Data excerpts:

-------------------------

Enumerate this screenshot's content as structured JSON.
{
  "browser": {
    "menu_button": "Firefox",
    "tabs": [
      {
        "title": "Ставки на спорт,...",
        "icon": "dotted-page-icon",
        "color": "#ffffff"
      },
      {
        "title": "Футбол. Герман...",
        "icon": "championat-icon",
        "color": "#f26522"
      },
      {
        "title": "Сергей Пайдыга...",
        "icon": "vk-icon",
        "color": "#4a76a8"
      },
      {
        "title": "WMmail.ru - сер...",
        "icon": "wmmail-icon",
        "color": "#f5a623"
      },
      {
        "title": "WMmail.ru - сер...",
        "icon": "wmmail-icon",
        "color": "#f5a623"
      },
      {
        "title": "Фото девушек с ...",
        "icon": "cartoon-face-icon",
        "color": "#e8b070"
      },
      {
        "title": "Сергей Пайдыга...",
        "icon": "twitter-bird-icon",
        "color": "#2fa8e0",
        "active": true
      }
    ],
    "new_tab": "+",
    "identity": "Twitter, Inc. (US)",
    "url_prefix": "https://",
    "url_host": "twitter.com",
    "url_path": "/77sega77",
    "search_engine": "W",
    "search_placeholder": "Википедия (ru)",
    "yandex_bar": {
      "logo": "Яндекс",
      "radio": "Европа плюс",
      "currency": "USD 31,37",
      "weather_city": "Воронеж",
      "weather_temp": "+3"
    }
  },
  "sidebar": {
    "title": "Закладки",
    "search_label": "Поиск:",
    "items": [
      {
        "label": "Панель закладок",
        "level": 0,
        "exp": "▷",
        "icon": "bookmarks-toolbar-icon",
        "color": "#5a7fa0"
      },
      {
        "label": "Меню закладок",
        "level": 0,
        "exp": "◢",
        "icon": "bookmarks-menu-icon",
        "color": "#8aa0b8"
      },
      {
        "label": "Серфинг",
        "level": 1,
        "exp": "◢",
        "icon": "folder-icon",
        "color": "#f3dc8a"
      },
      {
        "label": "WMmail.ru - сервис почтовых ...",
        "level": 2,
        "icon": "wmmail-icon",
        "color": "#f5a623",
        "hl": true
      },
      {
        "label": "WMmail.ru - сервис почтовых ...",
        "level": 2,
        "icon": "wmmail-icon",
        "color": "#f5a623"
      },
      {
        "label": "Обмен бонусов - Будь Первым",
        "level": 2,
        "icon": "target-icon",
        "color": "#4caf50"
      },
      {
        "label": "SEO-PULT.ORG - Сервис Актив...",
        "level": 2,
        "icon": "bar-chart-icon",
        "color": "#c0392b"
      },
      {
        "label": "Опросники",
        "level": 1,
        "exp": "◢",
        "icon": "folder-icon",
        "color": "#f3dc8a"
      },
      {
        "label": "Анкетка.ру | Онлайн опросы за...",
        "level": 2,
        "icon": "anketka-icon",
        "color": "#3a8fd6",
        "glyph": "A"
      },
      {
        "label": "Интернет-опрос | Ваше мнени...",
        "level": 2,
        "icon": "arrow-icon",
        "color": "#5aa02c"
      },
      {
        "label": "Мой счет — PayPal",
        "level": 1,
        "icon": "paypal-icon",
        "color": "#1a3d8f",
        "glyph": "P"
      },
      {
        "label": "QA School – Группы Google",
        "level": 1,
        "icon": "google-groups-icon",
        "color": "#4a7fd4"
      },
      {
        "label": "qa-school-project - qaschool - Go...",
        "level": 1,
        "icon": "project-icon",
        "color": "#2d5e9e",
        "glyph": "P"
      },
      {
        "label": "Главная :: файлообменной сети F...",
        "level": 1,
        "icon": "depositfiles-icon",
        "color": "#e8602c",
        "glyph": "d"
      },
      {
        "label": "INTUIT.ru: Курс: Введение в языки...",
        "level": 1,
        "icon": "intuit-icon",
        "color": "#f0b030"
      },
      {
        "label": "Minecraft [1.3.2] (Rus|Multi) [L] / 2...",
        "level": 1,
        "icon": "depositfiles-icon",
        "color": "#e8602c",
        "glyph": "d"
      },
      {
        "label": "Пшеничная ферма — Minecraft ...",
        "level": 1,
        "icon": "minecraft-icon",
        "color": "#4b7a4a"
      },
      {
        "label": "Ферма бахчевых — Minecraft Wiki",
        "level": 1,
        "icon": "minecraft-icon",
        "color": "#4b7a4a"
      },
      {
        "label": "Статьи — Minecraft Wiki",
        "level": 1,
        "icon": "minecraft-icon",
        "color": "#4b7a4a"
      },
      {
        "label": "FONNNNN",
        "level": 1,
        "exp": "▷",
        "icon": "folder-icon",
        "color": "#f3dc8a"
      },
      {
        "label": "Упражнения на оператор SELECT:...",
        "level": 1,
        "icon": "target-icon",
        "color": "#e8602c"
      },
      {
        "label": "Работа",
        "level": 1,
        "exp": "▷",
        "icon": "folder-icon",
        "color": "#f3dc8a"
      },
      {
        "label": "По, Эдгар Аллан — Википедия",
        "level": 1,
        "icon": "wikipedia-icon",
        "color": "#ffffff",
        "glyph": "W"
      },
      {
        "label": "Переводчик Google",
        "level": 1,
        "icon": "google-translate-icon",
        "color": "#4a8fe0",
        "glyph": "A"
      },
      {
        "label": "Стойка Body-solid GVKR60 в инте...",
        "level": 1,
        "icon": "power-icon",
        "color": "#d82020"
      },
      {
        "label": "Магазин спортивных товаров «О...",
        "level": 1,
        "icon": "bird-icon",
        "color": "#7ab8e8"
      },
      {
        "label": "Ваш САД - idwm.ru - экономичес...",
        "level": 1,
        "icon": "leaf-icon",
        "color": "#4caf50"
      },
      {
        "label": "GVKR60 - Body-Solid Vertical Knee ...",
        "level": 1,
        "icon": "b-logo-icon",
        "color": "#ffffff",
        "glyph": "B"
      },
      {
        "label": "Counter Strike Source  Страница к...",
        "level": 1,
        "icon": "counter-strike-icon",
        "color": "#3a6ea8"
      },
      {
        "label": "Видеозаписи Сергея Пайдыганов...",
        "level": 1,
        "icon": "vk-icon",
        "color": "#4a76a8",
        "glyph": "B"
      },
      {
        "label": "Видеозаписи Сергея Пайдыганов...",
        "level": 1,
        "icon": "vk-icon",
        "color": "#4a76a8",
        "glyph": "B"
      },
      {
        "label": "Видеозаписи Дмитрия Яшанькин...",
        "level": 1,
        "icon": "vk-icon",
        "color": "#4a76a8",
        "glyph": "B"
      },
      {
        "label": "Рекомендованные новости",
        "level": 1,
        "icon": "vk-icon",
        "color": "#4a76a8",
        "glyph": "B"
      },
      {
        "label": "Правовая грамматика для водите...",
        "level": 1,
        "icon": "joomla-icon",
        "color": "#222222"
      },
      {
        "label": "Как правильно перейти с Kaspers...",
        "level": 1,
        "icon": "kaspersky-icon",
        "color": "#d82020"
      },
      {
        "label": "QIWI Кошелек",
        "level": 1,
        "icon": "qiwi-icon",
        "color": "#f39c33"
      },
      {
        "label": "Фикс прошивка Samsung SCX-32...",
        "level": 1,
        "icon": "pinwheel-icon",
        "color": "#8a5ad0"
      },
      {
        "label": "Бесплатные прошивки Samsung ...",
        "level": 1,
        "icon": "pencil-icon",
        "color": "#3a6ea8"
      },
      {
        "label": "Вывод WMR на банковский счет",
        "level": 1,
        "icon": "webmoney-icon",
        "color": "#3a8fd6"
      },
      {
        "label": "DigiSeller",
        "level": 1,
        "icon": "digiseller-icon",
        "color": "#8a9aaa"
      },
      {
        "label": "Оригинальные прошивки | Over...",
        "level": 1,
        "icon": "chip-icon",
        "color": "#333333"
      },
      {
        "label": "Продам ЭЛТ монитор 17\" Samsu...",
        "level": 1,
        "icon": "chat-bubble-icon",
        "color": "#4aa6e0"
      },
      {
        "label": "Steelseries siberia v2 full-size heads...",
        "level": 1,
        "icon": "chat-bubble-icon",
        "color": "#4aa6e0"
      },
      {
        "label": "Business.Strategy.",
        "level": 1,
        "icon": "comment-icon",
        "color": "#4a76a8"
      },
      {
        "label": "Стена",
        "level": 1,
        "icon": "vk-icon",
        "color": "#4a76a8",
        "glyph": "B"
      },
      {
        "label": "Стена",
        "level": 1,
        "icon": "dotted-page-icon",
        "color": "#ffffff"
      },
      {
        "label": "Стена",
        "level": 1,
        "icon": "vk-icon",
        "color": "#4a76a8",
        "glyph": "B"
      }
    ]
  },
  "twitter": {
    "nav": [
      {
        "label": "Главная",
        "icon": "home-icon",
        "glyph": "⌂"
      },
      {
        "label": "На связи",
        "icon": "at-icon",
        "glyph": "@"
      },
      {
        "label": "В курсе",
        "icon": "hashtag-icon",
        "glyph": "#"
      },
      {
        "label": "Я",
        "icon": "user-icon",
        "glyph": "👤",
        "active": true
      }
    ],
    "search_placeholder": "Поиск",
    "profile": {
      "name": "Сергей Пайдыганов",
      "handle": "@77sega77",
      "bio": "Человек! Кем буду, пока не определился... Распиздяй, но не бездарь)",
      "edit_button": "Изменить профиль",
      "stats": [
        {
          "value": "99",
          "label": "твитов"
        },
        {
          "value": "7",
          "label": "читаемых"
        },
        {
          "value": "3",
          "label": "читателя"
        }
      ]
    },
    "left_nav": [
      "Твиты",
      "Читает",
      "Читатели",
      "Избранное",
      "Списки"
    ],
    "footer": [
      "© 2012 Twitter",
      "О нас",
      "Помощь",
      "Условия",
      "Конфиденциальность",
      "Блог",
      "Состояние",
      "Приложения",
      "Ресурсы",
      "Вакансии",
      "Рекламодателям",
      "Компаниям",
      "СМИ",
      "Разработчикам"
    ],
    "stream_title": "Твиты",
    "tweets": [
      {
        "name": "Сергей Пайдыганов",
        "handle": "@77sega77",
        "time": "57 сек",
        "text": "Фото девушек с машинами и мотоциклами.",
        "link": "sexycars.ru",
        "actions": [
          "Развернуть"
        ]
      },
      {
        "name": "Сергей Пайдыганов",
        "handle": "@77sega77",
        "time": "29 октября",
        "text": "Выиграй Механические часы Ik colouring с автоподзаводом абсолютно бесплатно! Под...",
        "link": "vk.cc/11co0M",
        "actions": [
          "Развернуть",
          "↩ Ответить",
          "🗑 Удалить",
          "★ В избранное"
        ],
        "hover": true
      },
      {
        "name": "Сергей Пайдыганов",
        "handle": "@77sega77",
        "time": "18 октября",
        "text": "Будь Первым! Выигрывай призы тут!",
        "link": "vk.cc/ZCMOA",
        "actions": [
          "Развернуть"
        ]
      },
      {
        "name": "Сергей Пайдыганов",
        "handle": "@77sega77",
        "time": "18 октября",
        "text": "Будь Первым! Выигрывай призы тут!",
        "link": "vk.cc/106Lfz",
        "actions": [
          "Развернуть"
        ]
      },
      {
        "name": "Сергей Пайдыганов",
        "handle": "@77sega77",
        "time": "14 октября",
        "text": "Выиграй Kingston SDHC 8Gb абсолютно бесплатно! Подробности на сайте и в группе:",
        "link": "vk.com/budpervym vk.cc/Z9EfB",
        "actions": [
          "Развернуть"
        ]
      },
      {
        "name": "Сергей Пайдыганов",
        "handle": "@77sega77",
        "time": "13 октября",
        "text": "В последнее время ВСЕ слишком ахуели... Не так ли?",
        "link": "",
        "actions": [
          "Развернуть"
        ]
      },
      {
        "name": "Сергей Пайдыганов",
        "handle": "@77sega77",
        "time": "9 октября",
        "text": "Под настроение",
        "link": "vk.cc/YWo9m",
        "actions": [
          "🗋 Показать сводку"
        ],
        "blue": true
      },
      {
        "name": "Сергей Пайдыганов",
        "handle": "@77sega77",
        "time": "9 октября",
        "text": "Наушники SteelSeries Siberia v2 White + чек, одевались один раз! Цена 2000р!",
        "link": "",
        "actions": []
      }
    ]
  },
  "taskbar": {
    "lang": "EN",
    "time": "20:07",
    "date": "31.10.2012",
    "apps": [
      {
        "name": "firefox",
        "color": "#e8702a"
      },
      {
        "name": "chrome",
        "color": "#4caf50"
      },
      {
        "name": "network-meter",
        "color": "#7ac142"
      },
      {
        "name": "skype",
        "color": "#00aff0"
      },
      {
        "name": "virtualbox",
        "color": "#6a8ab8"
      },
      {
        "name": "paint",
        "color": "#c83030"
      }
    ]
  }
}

-------------------------

Exercise aim: Go through the records and pull out each line that includes the word "Поиск".

Task output:
    "search_label": "Поиск:",
    "search_placeholder": "Поиск",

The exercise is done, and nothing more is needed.